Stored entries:
## START
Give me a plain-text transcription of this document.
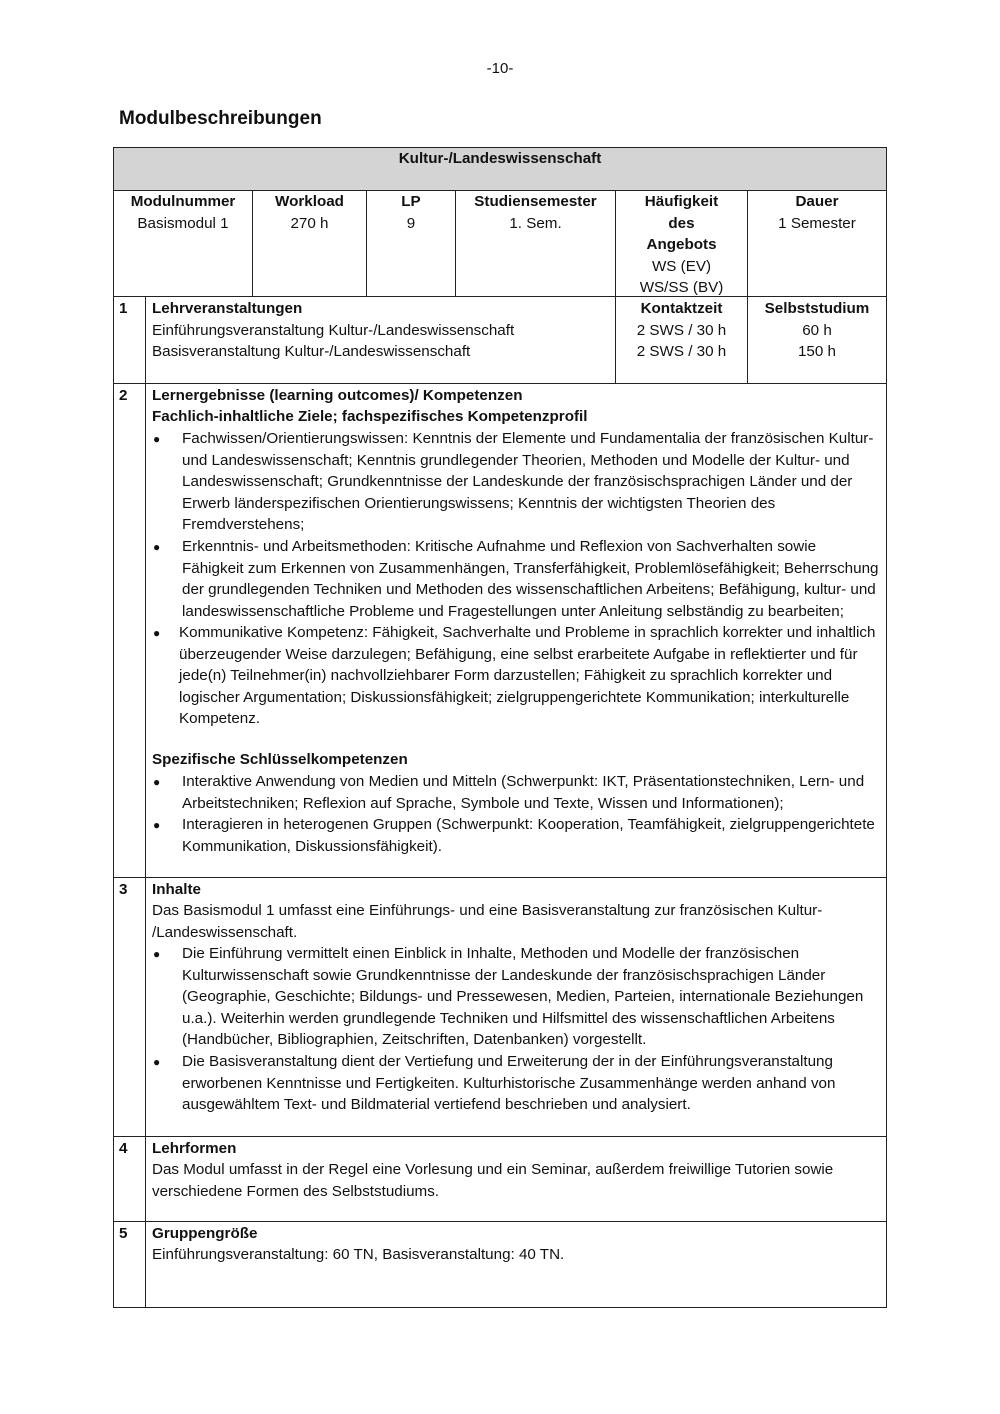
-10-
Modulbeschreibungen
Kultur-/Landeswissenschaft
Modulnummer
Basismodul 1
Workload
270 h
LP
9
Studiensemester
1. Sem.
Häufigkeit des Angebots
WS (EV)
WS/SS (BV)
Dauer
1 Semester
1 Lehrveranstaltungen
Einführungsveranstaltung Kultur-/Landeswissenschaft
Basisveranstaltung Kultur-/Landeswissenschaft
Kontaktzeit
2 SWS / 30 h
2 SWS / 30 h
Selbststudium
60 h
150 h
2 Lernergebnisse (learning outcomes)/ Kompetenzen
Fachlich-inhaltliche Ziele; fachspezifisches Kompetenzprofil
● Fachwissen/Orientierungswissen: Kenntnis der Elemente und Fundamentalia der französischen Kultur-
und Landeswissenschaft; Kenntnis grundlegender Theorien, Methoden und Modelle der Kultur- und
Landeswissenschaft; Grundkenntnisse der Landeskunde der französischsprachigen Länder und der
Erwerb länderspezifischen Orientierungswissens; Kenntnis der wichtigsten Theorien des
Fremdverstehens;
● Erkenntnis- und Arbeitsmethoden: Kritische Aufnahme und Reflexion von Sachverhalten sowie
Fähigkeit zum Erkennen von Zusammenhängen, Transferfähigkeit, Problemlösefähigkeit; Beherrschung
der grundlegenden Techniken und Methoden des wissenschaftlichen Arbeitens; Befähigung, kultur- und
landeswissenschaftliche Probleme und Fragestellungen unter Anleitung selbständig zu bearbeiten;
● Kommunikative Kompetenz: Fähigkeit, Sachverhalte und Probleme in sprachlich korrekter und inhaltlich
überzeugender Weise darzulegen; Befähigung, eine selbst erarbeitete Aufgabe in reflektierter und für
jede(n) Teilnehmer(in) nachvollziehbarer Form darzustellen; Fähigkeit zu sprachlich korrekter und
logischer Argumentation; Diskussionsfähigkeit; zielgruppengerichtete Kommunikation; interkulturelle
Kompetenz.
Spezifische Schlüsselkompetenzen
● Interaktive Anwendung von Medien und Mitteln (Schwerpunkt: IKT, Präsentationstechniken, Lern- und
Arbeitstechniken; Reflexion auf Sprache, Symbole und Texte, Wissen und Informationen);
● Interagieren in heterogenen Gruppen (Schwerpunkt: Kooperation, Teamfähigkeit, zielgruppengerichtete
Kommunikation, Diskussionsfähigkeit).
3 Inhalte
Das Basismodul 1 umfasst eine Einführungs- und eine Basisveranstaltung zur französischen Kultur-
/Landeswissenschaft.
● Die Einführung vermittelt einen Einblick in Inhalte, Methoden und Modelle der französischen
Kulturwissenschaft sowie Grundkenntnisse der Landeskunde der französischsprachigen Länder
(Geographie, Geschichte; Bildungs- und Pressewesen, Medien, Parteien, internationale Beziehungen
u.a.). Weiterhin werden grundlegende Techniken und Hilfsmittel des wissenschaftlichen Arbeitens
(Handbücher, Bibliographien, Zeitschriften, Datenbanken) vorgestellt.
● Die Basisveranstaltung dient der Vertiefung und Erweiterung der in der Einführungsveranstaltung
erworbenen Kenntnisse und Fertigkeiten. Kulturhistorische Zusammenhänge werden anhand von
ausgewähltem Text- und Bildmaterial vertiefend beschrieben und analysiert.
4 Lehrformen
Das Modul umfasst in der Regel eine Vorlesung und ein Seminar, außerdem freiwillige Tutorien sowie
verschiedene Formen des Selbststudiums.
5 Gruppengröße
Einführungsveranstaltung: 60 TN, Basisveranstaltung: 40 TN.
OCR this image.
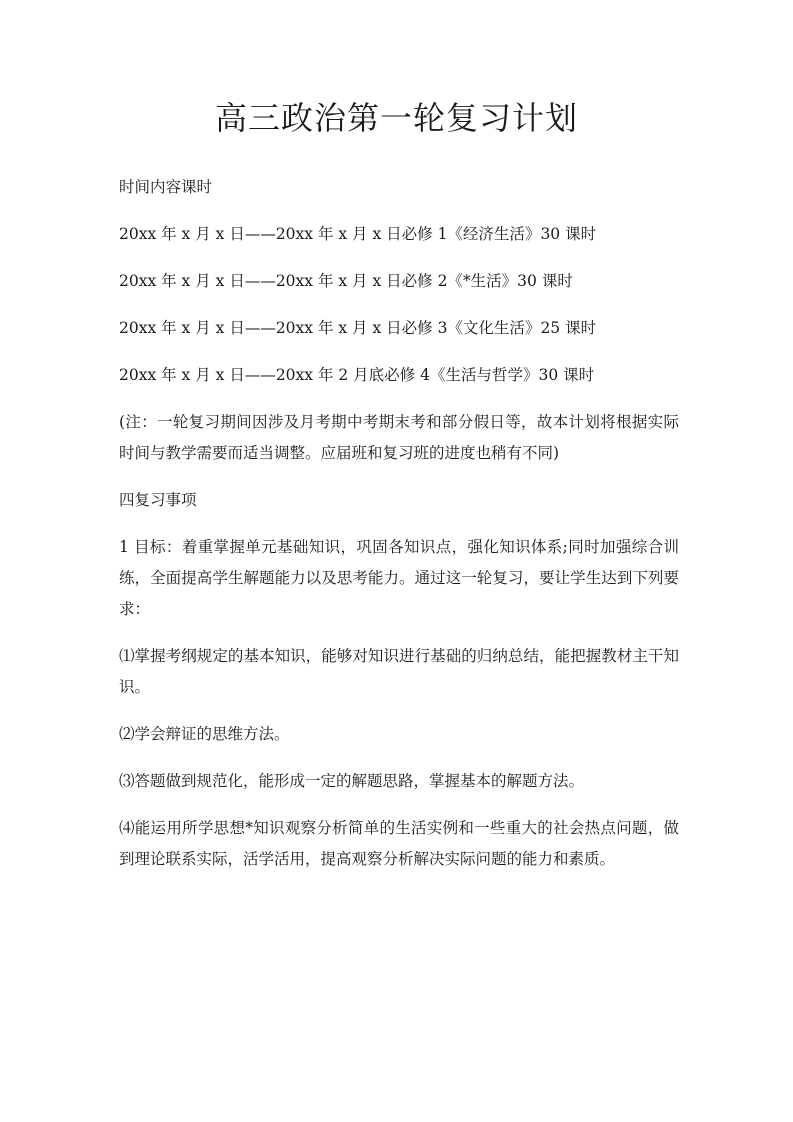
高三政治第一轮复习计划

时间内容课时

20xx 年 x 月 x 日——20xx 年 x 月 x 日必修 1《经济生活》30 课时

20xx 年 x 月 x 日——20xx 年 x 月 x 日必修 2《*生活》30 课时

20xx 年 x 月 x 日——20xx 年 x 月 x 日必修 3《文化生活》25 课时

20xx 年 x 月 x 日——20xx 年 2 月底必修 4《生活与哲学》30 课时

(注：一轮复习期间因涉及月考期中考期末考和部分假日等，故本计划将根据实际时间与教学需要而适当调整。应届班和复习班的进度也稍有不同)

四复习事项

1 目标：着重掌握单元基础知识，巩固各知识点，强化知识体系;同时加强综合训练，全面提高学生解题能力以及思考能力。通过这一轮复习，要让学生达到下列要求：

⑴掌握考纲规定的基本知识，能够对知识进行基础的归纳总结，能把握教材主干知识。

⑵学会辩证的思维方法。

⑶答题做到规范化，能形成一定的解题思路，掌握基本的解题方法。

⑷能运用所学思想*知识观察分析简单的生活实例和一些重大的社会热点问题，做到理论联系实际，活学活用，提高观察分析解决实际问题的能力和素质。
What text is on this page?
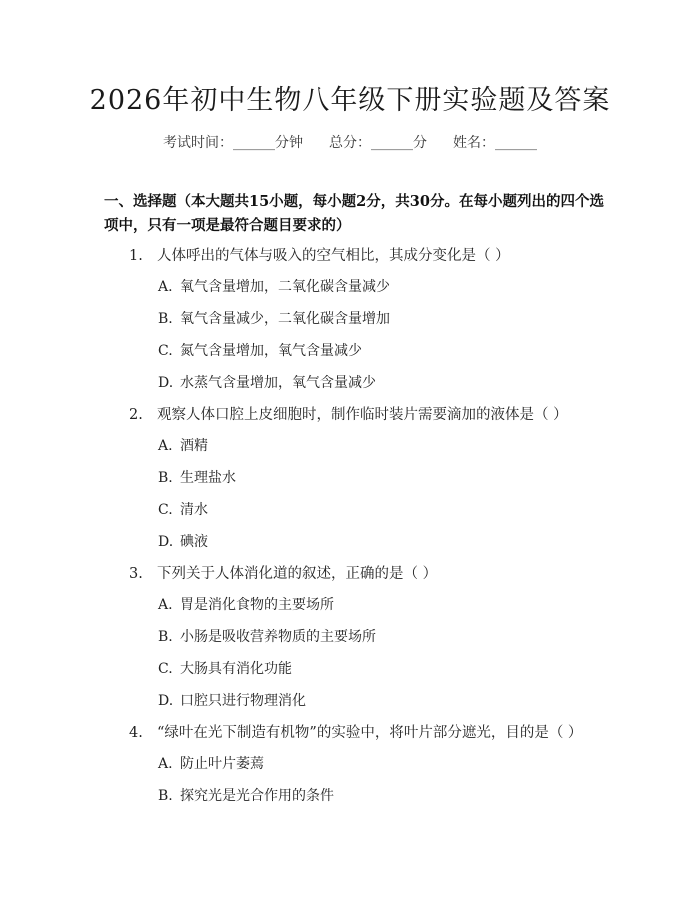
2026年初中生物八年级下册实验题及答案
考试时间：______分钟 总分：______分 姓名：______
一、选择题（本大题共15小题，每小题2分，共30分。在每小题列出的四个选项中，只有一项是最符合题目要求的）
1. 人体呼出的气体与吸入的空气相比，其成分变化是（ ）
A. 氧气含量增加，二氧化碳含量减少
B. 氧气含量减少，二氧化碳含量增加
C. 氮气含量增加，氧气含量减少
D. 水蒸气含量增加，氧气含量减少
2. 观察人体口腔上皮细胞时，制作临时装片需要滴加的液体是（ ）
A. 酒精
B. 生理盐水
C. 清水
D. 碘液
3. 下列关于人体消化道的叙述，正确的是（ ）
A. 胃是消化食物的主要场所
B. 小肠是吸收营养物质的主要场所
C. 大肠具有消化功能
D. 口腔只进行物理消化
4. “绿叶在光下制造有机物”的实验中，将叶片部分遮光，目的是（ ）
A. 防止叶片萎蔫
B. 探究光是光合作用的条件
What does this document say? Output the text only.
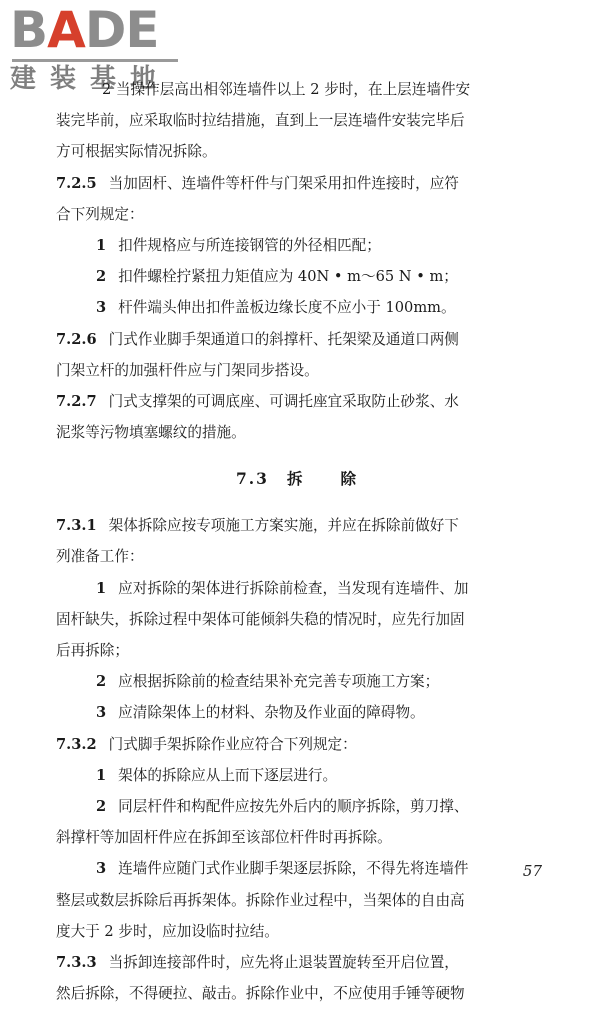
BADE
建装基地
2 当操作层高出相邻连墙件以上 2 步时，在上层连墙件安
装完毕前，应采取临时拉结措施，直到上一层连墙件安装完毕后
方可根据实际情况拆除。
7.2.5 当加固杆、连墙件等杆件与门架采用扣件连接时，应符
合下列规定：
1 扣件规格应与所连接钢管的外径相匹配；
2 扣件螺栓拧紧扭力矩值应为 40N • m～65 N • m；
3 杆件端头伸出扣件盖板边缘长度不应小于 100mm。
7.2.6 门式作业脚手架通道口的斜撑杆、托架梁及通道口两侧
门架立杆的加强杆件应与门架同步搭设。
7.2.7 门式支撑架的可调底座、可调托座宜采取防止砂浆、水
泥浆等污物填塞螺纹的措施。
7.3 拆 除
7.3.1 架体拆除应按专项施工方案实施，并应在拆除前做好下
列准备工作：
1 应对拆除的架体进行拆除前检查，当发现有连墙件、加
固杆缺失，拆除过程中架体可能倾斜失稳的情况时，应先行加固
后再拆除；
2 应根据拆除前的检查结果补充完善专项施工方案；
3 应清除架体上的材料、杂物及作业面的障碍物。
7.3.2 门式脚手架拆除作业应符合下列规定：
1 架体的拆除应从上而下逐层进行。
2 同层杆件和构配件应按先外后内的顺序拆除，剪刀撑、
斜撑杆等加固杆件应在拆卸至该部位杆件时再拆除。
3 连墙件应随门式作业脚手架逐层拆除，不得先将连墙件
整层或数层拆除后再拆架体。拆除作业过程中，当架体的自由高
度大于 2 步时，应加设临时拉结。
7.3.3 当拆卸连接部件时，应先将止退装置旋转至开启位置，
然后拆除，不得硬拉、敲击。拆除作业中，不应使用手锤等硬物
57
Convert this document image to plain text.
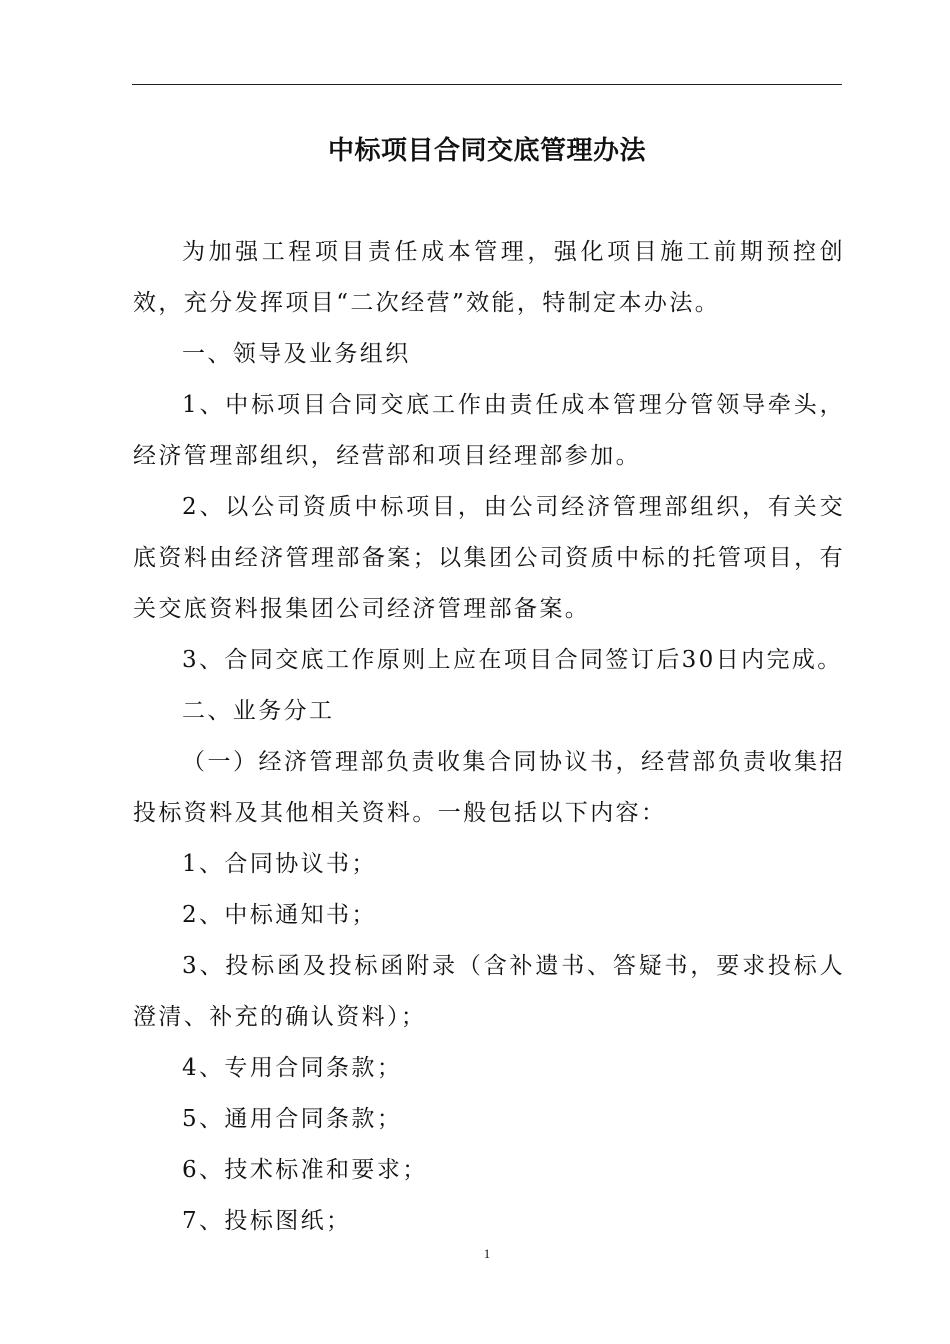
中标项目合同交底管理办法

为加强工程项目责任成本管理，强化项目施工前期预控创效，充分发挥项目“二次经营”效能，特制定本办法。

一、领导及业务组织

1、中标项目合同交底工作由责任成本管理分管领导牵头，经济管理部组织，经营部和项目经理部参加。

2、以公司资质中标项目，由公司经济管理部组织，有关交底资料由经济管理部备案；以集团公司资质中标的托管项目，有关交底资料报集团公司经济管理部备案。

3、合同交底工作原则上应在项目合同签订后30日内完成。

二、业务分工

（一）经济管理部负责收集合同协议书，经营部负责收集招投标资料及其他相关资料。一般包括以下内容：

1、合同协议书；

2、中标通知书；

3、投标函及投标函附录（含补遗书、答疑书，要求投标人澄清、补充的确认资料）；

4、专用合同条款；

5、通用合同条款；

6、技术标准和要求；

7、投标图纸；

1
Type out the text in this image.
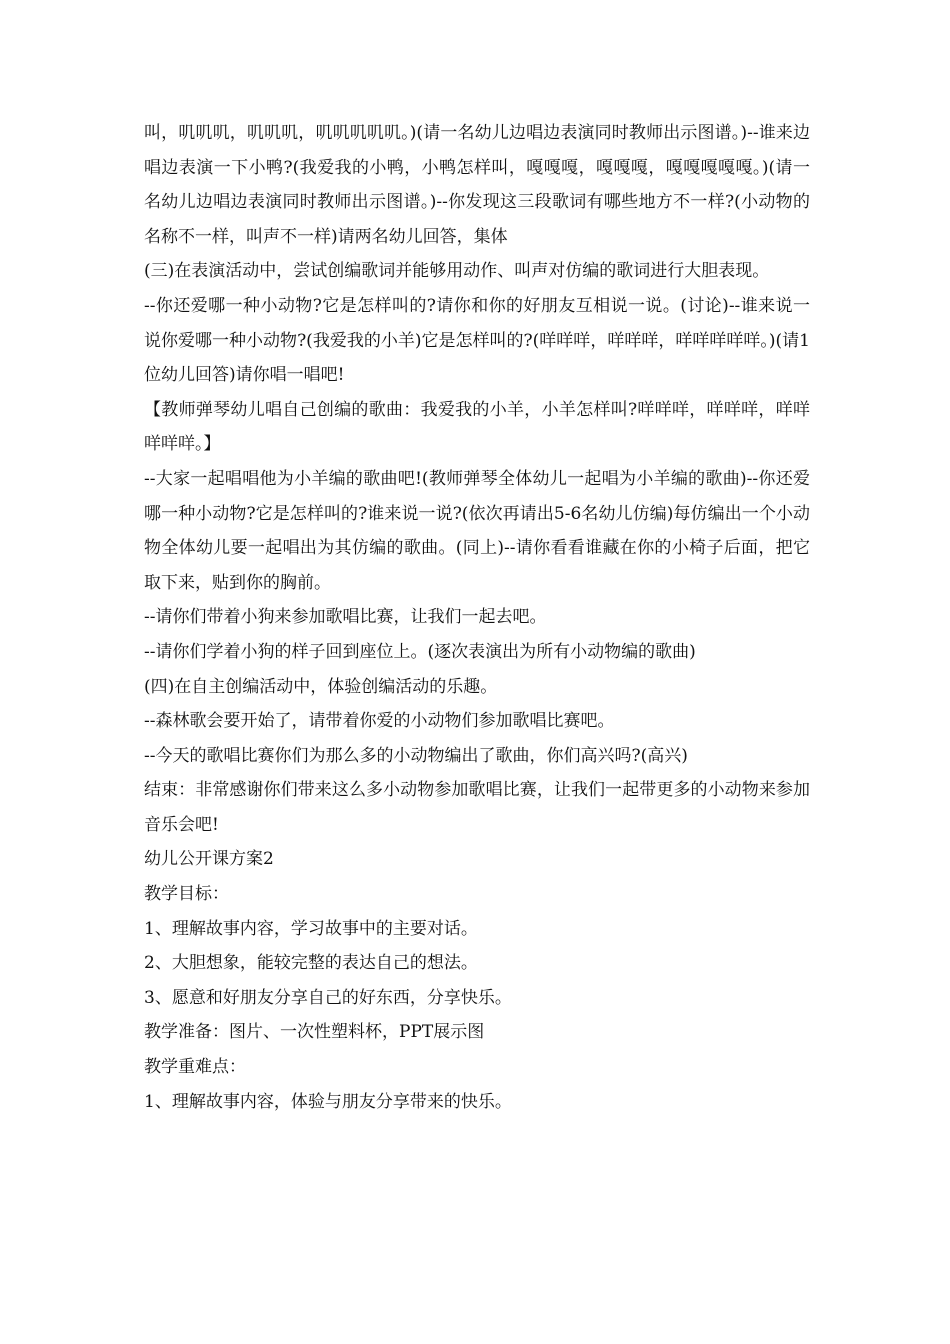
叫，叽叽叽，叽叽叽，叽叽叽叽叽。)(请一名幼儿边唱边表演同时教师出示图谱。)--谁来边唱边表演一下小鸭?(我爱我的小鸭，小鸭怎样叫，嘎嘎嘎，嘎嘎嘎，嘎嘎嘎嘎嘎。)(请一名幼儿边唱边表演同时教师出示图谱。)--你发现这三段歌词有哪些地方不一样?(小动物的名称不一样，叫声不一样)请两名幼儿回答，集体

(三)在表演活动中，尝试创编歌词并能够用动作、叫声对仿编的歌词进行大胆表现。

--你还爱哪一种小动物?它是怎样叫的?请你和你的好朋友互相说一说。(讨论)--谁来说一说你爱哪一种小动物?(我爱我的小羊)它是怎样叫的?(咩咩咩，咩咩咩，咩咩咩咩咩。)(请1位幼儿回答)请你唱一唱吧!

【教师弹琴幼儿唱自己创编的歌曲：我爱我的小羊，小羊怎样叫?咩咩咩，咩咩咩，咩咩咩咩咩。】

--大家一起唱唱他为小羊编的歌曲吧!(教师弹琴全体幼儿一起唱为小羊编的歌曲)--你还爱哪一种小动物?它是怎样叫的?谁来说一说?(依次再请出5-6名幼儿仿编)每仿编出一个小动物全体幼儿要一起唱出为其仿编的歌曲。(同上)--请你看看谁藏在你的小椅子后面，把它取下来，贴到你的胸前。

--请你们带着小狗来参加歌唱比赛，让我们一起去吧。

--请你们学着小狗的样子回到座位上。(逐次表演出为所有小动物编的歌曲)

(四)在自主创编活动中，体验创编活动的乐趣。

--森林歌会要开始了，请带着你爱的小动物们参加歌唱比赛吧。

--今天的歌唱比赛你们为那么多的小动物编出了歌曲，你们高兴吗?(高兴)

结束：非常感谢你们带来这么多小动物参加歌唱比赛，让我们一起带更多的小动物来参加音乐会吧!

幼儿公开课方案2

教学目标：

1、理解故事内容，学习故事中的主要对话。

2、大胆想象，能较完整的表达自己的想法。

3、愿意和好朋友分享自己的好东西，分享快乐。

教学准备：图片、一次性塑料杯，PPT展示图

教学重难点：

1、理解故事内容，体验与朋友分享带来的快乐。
## END
Exercise goal
Where a line in the material above holds "氧气含量减少", copy that line.

Answer to the exercise
B. 氧气含量减少，二氧化碳含量增加
C. 氮气含量增加，氧气含量减少
D. 水蒸气含量增加，氧气含量减少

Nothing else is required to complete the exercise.